> **INSTRUCTION**:
Could you give the data below again, exactly and completely?

> **DATA SUPPLIED**:

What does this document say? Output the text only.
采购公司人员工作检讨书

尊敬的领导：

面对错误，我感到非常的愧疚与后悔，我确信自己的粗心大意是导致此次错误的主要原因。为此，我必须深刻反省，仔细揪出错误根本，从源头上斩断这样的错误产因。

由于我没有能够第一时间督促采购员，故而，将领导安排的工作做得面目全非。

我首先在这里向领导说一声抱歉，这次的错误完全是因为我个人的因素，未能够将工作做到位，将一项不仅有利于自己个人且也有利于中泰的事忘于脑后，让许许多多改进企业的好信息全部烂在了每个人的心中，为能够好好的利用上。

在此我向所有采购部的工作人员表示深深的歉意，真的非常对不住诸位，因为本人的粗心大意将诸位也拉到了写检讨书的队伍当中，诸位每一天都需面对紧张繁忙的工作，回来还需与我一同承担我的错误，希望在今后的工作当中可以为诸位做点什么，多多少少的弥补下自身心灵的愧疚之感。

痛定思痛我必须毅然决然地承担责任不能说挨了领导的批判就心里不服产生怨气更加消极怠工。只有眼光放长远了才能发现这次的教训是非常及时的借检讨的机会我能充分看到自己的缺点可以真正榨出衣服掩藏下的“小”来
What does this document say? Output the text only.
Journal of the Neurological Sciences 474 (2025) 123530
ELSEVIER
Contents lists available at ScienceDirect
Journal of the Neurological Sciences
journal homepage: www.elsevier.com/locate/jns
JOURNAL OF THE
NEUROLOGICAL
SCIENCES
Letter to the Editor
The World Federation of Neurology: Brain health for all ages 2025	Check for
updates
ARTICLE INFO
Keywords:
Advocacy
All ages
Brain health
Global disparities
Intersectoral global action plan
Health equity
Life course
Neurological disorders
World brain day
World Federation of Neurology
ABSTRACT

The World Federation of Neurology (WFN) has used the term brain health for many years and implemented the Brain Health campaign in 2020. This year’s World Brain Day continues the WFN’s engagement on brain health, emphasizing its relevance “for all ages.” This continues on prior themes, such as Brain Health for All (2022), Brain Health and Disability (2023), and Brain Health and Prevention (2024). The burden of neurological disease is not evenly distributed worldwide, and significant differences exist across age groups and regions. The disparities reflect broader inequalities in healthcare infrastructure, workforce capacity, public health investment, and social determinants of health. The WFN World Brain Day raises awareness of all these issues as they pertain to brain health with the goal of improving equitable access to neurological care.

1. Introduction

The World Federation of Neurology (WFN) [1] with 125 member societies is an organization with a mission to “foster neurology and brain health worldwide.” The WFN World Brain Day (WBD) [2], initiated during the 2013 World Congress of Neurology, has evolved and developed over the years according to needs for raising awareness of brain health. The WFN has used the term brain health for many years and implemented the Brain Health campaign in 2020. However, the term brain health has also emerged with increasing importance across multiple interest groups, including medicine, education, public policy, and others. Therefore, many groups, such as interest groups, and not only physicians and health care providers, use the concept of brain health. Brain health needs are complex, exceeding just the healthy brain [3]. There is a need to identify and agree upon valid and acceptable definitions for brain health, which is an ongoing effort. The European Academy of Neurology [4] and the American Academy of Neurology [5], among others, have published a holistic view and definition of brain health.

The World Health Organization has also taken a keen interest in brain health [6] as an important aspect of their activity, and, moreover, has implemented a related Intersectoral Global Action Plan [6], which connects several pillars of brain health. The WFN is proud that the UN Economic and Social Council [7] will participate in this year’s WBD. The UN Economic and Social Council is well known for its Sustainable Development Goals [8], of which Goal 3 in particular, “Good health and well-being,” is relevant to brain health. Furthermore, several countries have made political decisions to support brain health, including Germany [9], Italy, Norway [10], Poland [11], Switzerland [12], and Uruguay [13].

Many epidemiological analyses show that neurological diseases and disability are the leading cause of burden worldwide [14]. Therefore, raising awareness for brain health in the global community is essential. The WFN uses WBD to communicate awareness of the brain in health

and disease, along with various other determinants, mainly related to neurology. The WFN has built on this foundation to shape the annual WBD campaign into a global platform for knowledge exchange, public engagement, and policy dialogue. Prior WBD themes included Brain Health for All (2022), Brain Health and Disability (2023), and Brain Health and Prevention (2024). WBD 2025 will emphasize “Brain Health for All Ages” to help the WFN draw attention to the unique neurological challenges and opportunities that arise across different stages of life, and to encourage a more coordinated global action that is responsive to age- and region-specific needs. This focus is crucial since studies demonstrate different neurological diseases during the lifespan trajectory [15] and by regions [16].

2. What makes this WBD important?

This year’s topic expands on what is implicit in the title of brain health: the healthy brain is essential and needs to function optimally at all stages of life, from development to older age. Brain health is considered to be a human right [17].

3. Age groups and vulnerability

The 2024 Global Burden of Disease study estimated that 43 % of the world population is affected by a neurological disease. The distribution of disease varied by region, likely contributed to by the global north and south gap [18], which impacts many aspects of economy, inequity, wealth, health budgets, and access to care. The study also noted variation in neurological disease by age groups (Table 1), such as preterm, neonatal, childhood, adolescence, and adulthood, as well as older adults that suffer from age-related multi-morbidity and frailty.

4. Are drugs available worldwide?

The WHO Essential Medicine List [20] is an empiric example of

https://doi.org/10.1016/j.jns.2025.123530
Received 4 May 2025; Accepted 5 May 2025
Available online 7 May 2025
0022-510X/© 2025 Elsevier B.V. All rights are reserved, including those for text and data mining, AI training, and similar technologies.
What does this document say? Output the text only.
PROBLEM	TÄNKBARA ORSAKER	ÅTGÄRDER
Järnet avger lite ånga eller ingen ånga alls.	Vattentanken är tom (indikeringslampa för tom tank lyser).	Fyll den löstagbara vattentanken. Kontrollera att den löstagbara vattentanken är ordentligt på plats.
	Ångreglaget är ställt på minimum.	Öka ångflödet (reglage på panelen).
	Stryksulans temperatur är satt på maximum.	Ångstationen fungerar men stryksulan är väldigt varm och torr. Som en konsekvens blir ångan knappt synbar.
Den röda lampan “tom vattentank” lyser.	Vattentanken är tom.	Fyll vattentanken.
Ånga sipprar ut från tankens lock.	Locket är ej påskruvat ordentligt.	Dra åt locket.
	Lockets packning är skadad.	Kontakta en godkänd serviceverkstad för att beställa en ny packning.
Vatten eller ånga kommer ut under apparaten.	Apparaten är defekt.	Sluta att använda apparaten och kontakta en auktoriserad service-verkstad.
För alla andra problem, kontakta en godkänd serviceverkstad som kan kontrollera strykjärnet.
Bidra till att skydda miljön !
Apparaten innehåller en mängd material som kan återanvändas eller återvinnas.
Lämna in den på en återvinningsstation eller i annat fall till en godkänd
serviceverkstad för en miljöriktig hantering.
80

> **TASK ANSWER**:
What does this document say? Output the text only.
采购公司人员工作检讨书

尊敬的领导：

面对错误，我感到非常的愧疚与后悔，我确信自己的粗心大意是导致此次错误的主要原因。为此，我必须深刻反省，仔细揪出错误根本，从源头上斩断这样的错误产因。

由于我没有能够第一时间督促采购员，故而，将领导安排的工作做得面目全非。

我首先在这里向领导说一声抱歉，这次的错误完全是因为我个人的因素，未能够将工作做到位，将一项不仅有利于自己个人且也有利于中泰的事忘于脑后，让许许多多改进企业的好信息全部烂在了每个人的心中，为能够好好的利用上。

在此我向所有采购部的工作人员表示深深的歉意，真的非常对不住诸位，因为本人的粗心大意将诸位也拉到了写检讨书的队伍当中，诸位每一天都需面对紧张繁忙的工作，回来还需与我一同承担我的错误，希望在今后的工作当中可以为诸位做点什么，多多少少的弥补下自身心灵的愧疚之感。

痛定思痛我必须毅然决然地承担责任不能说挨了领导的批判就心里不服产生怨气更加消极怠工。只有眼光放长远了才能发现这次的教训是非常及时的借检讨的机会我能充分看到自己的缺点可以真正榨出衣服掩藏下的“小”来
What does this document say? Output the text only.
Journal of the Neurological Sciences 474 (2025) 123530
ELSEVIER
Contents lists available at ScienceDirect
Journal of the Neurological Sciences
journal homepage: www.elsevier.com/locate/jns
JOURNAL OF THE
NEUROLOGICAL
SCIENCES
Letter to the Editor
The World Federation of Neurology: Brain health for all ages 2025	Check for
updates
ARTICLE INFO
Keywords:
Advocacy
All ages
Brain health
Global disparities
Intersectoral global action plan
Health equity
Life course
Neurological disorders
World brain day
World Federation of Neurology
ABSTRACT

The World Federation of Neurology (WFN) has used the term brain health for many years and implemented the Brain Health campaign in 2020. This year’s World Brain Day continues the WFN’s engagement on brain health, emphasizing its relevance “for all ages.” This continues on prior themes, such as Brain Health for All (2022), Brain Health and Disability (2023), and Brain Health and Prevention (2024). The burden of neurological disease is not evenly distributed worldwide, and significant differences exist across age groups and regions. The disparities reflect broader inequalities in healthcare infrastructure, workforce capacity, public health investment, and social determinants of health. The WFN World Brain Day raises awareness of all these issues as they pertain to brain health with the goal of improving equitable access to neurological care.

1. Introduction

The World Federation of Neurology (WFN) [1] with 125 member societies is an organization with a mission to “foster neurology and brain health worldwide.” The WFN World Brain Day (WBD) [2], initiated during the 2013 World Congress of Neurology, has evolved and developed over the years according to needs for raising awareness of brain health. The WFN has used the term brain health for many years and implemented the Brain Health campaign in 2020. However, the term brain health has also emerged with increasing importance across multiple interest groups, including medicine, education, public policy, and others. Therefore, many groups, such as interest groups, and not only physicians and health care providers, use the concept of brain health. Brain health needs are complex, exceeding just the healthy brain [3]. There is a need to identify and agree upon valid and acceptable definitions for brain health, which is an ongoing effort. The European Academy of Neurology [4] and the American Academy of Neurology [5], among others, have published a holistic view and definition of brain health.

The World Health Organization has also taken a keen interest in brain health [6] as an important aspect of their activity, and, moreover, has implemented a related Intersectoral Global Action Plan [6], which connects several pillars of brain health. The WFN is proud that the UN Economic and Social Council [7] will participate in this year’s WBD. The UN Economic and Social Council is well known for its Sustainable Development Goals [8], of which Goal 3 in particular, “Good health and well-being,” is relevant to brain health. Furthermore, several countries have made political decisions to support brain health, including Germany [9], Italy, Norway [10], Poland [11], Switzerland [12], and Uruguay [13].

Many epidemiological analyses show that neurological diseases and disability are the leading cause of burden worldwide [14]. Therefore, raising awareness for brain health in the global community is essential. The WFN uses WBD to communicate awareness of the brain in health

and disease, along with various other determinants, mainly related to neurology. The WFN has built on this foundation to shape the annual WBD campaign into a global platform for knowledge exchange, public engagement, and policy dialogue. Prior WBD themes included Brain Health for All (2022), Brain Health and Disability (2023), and Brain Health and Prevention (2024). WBD 2025 will emphasize “Brain Health for All Ages” to help the WFN draw attention to the unique neurological challenges and opportunities that arise across different stages of life, and to encourage a more coordinated global action that is responsive to age- and region-specific needs. This focus is crucial since studies demonstrate different neurological diseases during the lifespan trajectory [15] and by regions [16].

2. What makes this WBD important?

This year’s topic expands on what is implicit in the title of brain health: the healthy brain is essential and needs to function optimally at all stages of life, from development to older age. Brain health is considered to be a human right [17].

3. Age groups and vulnerability

The 2024 Global Burden of Disease study estimated that 43 % of the world population is affected by a neurological disease. The distribution of disease varied by region, likely contributed to by the global north and south gap [18], which impacts many aspects of economy, inequity, wealth, health budgets, and access to care. The study also noted variation in neurological disease by age groups (Table 1), such as preterm, neonatal, childhood, adolescence, and adulthood, as well as older adults that suffer from age-related multi-morbidity and frailty.

4. Are drugs available worldwide?

The WHO Essential Medicine List [20] is an empiric example of

https://doi.org/10.1016/j.jns.2025.123530
Received 4 May 2025; Accepted 5 May 2025
Available online 7 May 2025
0022-510X/© 2025 Elsevier B.V. All rights are reserved, including those for text and data mining, AI training, and similar technologies.
What does this document say? Output the text only.
PROBLEM	TÄNKBARA ORSAKER	ÅTGÄRDER
Järnet avger lite ånga eller ingen ånga alls.	Vattentanken är tom (indikeringslampa för tom tank lyser).	Fyll den löstagbara vattentanken. Kontrollera att den löstagbara vattentanken är ordentligt på plats.
	Ångreglaget är ställt på minimum.	Öka ångflödet (reglage på panelen).
	Stryksulans temperatur är satt på maximum.	Ångstationen fungerar men stryksulan är väldigt varm och torr. Som en konsekvens blir ångan knappt synbar.
Den röda lampan “tom vattentank” lyser.	Vattentanken är tom.	Fyll vattentanken.
Ånga sipprar ut från tankens lock.	Locket är ej påskruvat ordentligt.	Dra åt locket.
	Lockets packning är skadad.	Kontakta en godkänd serviceverkstad för att beställa en ny packning.
Vatten eller ånga kommer ut under apparaten.	Apparaten är defekt.	Sluta att använda apparaten och kontakta en auktoriserad service-verkstad.
För alla andra problem, kontakta en godkänd serviceverkstad som kan kontrollera strykjärnet.
Bidra till att skydda miljön !
Apparaten innehåller en mängd material som kan återanvändas eller återvinnas.
Lämna in den på en återvinningsstation eller i annat fall till en godkänd
serviceverkstad för en miljöriktig hantering.
80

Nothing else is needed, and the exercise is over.